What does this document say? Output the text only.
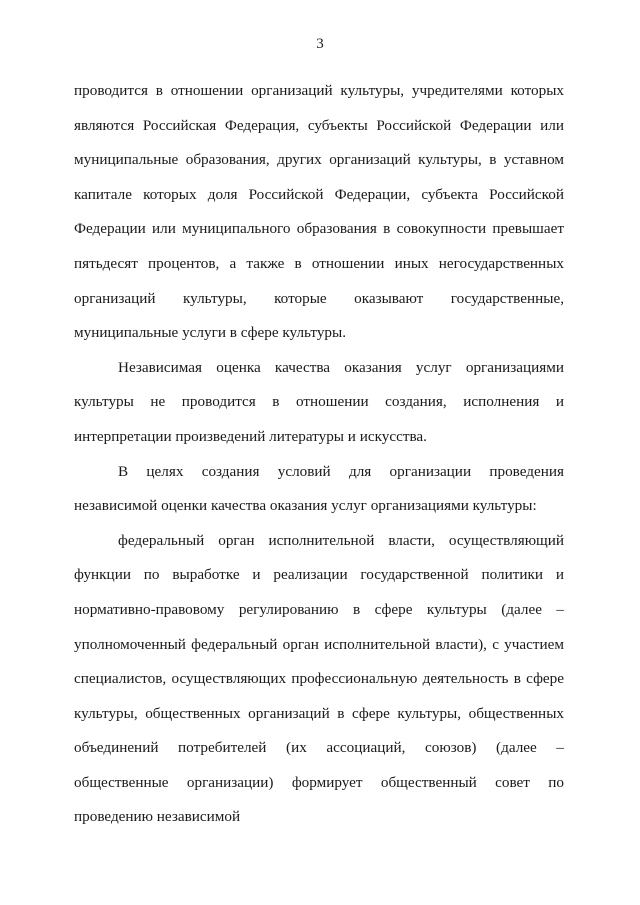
3

проводится в отношении организаций культуры, учредителями которых являются Российская Федерация, субъекты Российской Федерации или муниципальные образования, других организаций культуры, в уставном капитале которых доля Российской Федерации, субъекта Российской Федерации или муниципального образования в совокупности превышает пятьдесят процентов, а также в отношении иных негосударственных организаций культуры, которые оказывают государственные, муниципальные услуги в сфере культуры.

Независимая оценка качества оказания услуг организациями культуры не проводится в отношении создания, исполнения и интерпретации произведений литературы и искусства.

В целях создания условий для организации проведения независимой оценки качества оказания услуг организациями культуры:

федеральный орган исполнительной власти, осуществляющий функции по выработке и реализации государственной политики и нормативно-правовому регулированию в сфере культуры (далее – уполномоченный федеральный орган исполнительной власти), с участием специалистов, осуществляющих профессиональную деятельность в сфере культуры, общественных организаций в сфере культуры, общественных объединений потребителей (их ассоциаций, союзов) (далее – общественные организации) формирует общественный совет по проведению независимой
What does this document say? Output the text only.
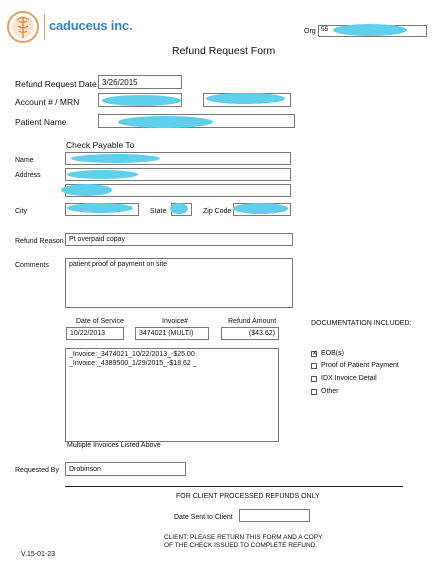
caduceus inc.	Org 55
Refund Request Form
Refund Request Date 3/26/2015
Account # / MRN
Patient Name
Check Payable To
Name
Address
City	State	Zip Code
Refund Reason Pt overpaid copay
Comments	patient proof of payment on site
Date of Service	Invoice#	Refund Amount
10/22/2013	3474021 (MULTI)	($43.62)
DOCUMENTATION INCLUDED:
_Invoice:_3474021_10/22/2013_-$25.00
_Invoice:_4389500_1/29/2015_-$18.62 _
Multiple Invoices Listed Above
✕ EOB(s)
Proof of Patient Payment
IDX Invoice Detail
Other
Requested By	Drobinson
FOR CLIENT PROCESSED REFUNDS ONLY
Date Sent to Client
CLIENT: PLEASE RETURN THIS FORM AND A COPY
OF THE CHECK ISSUED TO COMPLETE REFUND.
V.15-01-23
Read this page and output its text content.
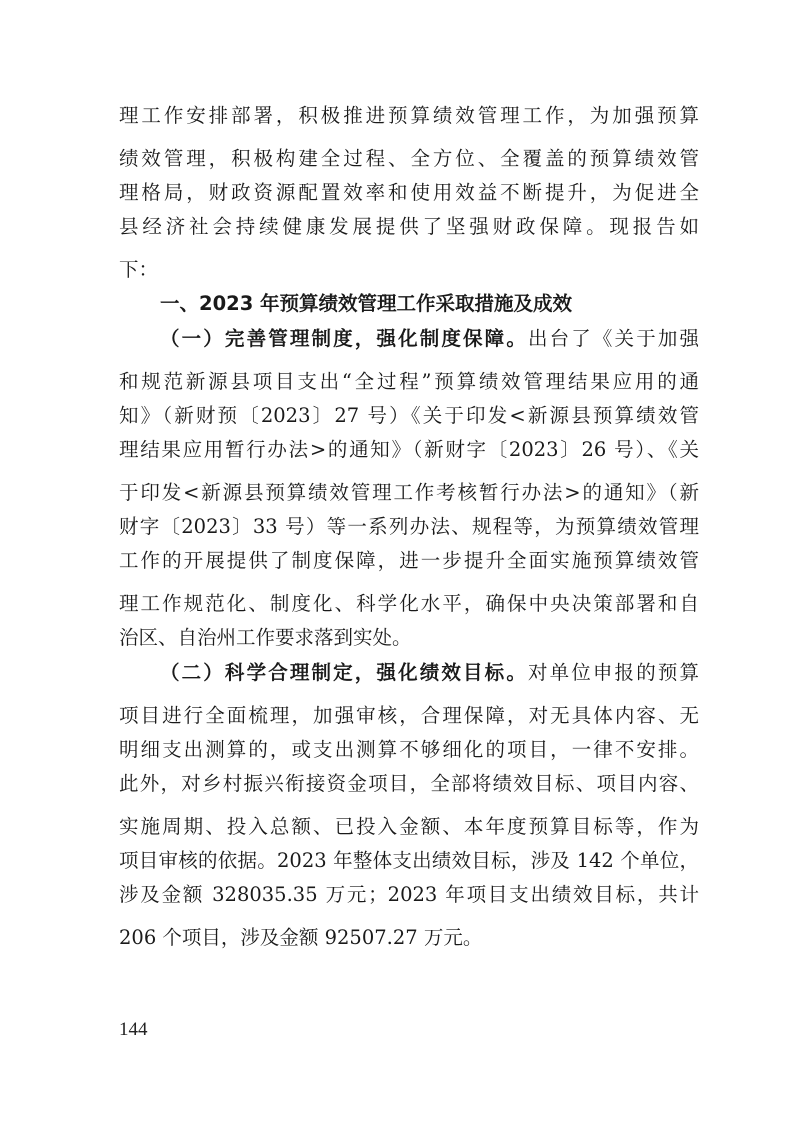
理工作安排部署，积极推进预算绩效管理工作，为加强预算
绩效管理，积极构建全过程、全方位、全覆盖的预算绩效管
理格局，财政资源配置效率和使用效益不断提升，为促进全
县经济社会持续健康发展提供了坚强财政保障。现报告如
下：
一、2023 年预算绩效管理工作采取措施及成效
（一）完善管理制度，强化制度保障。出台了《关于加强
和规范新源县项目支出“全过程”预算绩效管理结果应用的通
知》（新财预〔2023〕27 号）《关于印发<新源县预算绩效管
理结果应用暂行办法>的通知》（新财字〔2023〕26 号）、《关
于印发<新源县预算绩效管理工作考核暂行办法>的通知》（新
财字〔2023〕33 号）等一系列办法、规程等，为预算绩效管理
工作的开展提供了制度保障，进一步提升全面实施预算绩效管
理工作规范化、制度化、科学化水平，确保中央决策部署和自
治区、自治州工作要求落到实处。
（二）科学合理制定，强化绩效目标。对单位申报的预算
项目进行全面梳理，加强审核，合理保障，对无具体内容、无
明细支出测算的，或支出测算不够细化的项目，一律不安排。
此外，对乡村振兴衔接资金项目，全部将绩效目标、项目内容、
实施周期、投入总额、已投入金额、本年度预算目标等，作为
项目审核的依据。2023 年整体支出绩效目标，涉及 142 个单位，
涉及金额 328035.35 万元；2023 年项目支出绩效目标，共计
206 个项目，涉及金额 92507.27 万元。
144
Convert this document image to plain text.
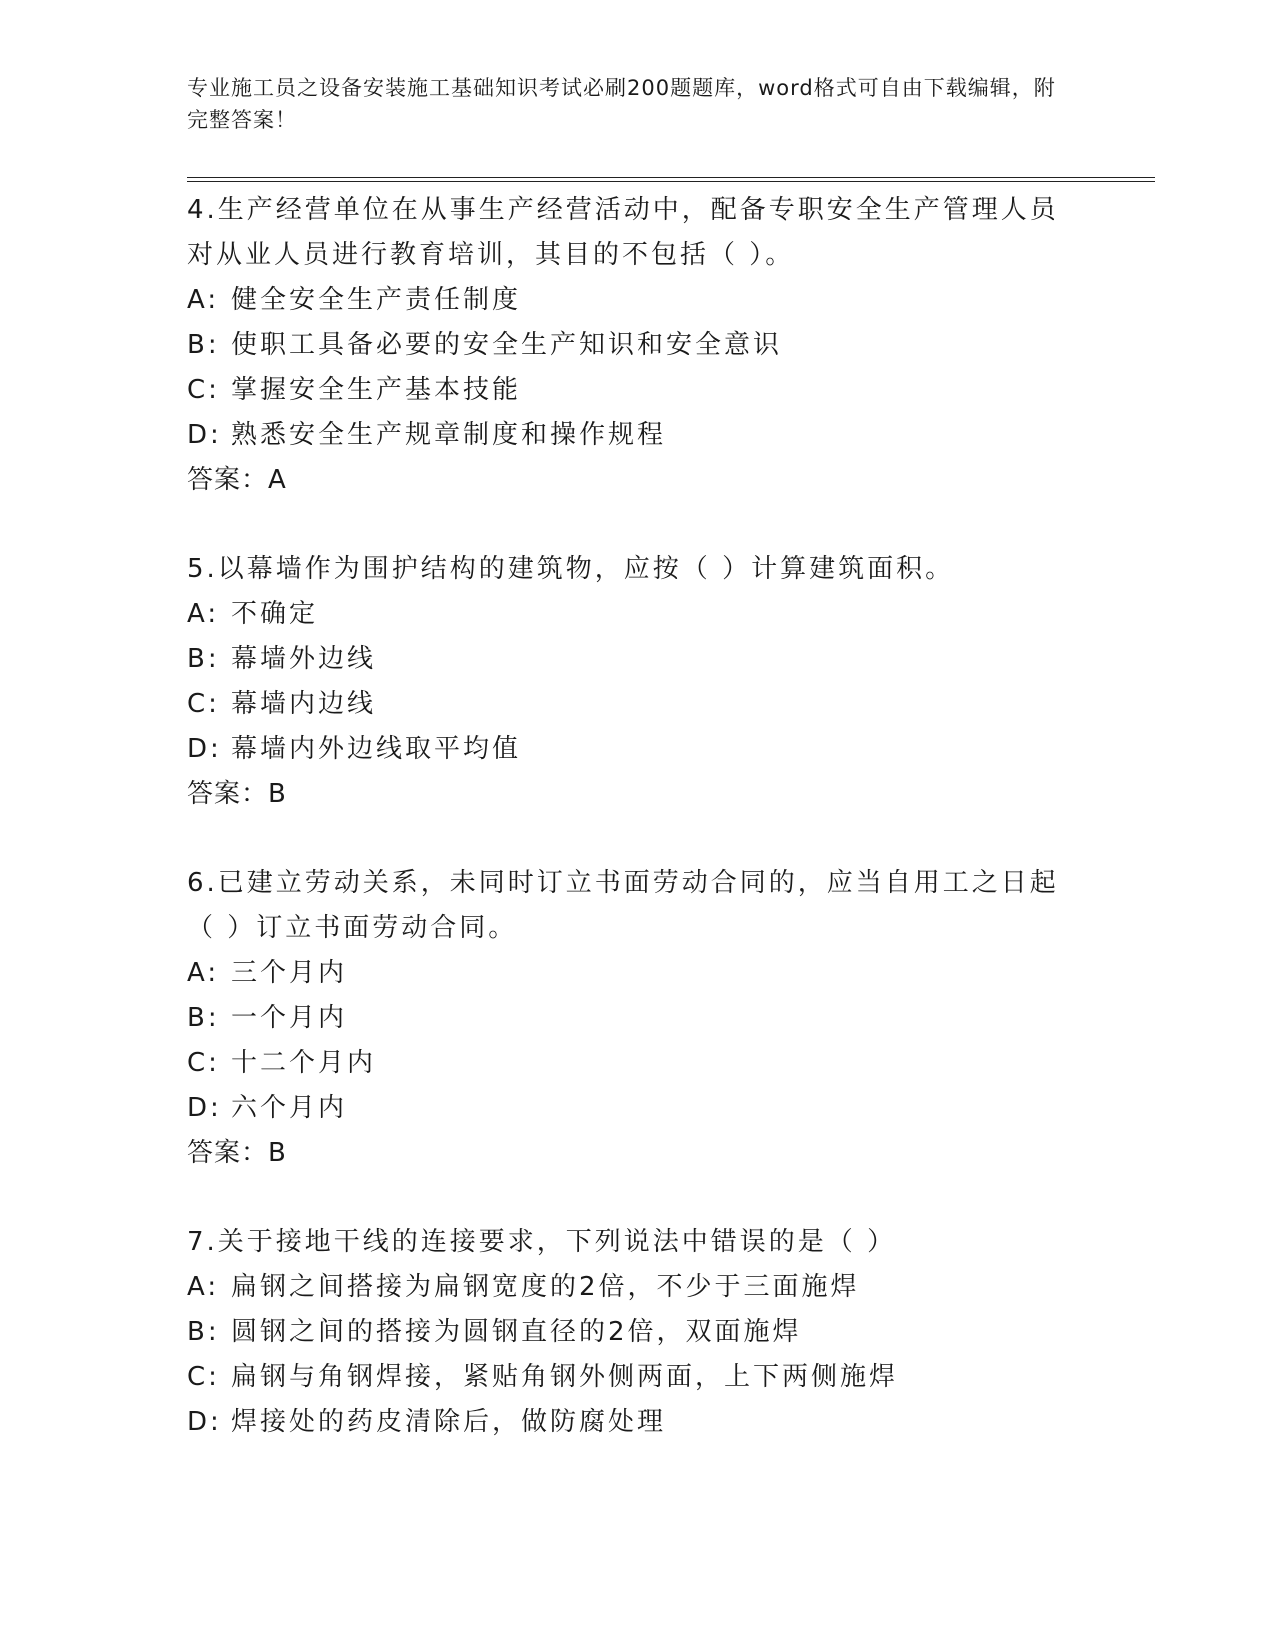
专业施工员之设备安装施工基础知识考试必刷200题题库，word格式可自由下载编辑，附完整答案！

4.生产经营单位在从事生产经营活动中，配备专职安全生产管理人员对从业人员进行教育培训，其目的不包括（ ）。

A: 健全安全生产责任制度

B: 使职工具备必要的安全生产知识和安全意识

C: 掌握安全生产基本技能

D: 熟悉安全生产规章制度和操作规程

答案：A

5.以幕墙作为围护结构的建筑物，应按（ ）计算建筑面积。

A: 不确定

B: 幕墙外边线

C: 幕墙内边线

D: 幕墙内外边线取平均值

答案：B

6.已建立劳动关系，未同时订立书面劳动合同的，应当自用工之日起（ ）订立书面劳动合同。

A: 三个月内

B: 一个月内

C: 十二个月内

D: 六个月内

答案：B

7.关于接地干线的连接要求，下列说法中错误的是（ ）

A: 扁钢之间搭接为扁钢宽度的2倍，不少于三面施焊

B: 圆钢之间的搭接为圆钢直径的2倍，双面施焊

C: 扁钢与角钢焊接，紧贴角钢外侧两面，上下两侧施焊

D: 焊接处的药皮清除后，做防腐处理
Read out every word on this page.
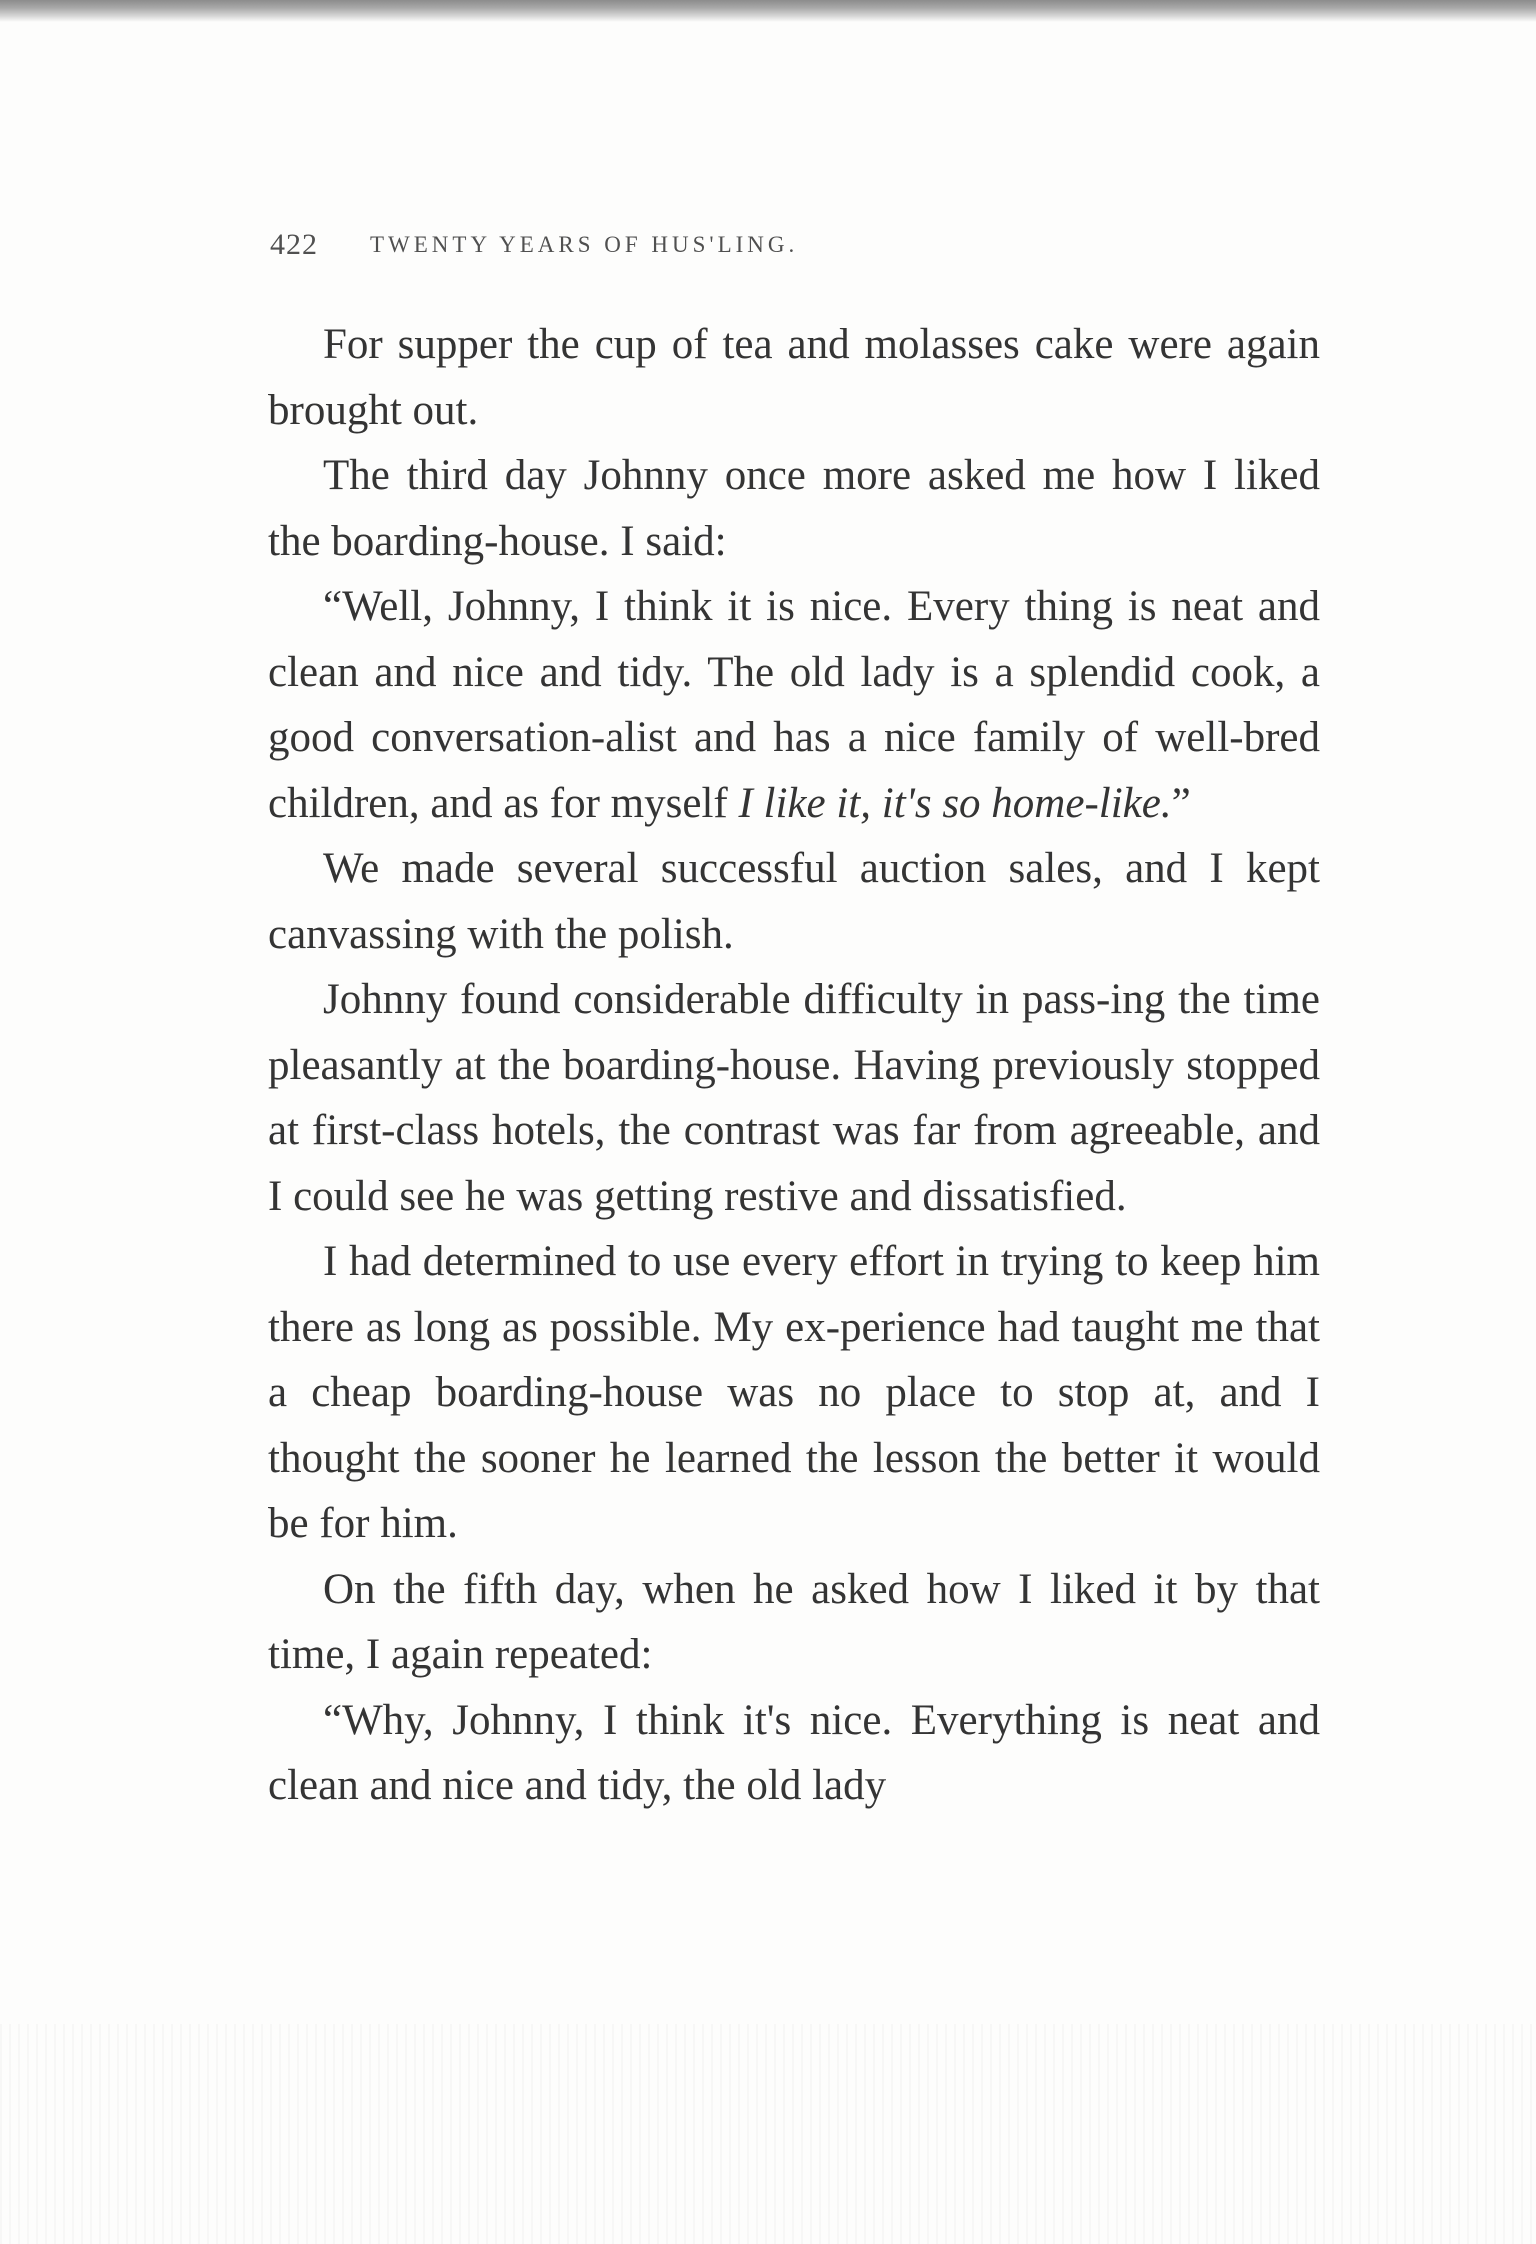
422 TWENTY YEARS OF HUS'LING.

For supper the cup of tea and molasses cake were again brought out.

The third day Johnny once more asked me how I liked the boarding-house. I said:

“Well, Johnny, I think it is nice. Every thing is neat and clean and nice and tidy. The old lady is a splendid cook, a good conversation-alist and has a nice family of well-bred children, and as for myself I like it, it's so home-like.”

We made several successful auction sales, and I kept canvassing with the polish.

Johnny found considerable difficulty in pass-ing the time pleasantly at the boarding-house. Having previously stopped at first-class hotels, the contrast was far from agreeable, and I could see he was getting restive and dissatisfied.

I had determined to use every effort in trying to keep him there as long as possible. My ex-perience had taught me that a cheap boarding-house was no place to stop at, and I thought the sooner he learned the lesson the better it would be for him.

On the fifth day, when he asked how I liked it by that time, I again repeated:

“Why, Johnny, I think it's nice. Everything is neat and clean and nice and tidy, the old lady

▶ Task directions
Copy out every line in the entries above that holds "page".

▶ Response for this exercise
Read this page and output its text content.
Read out every word on this page.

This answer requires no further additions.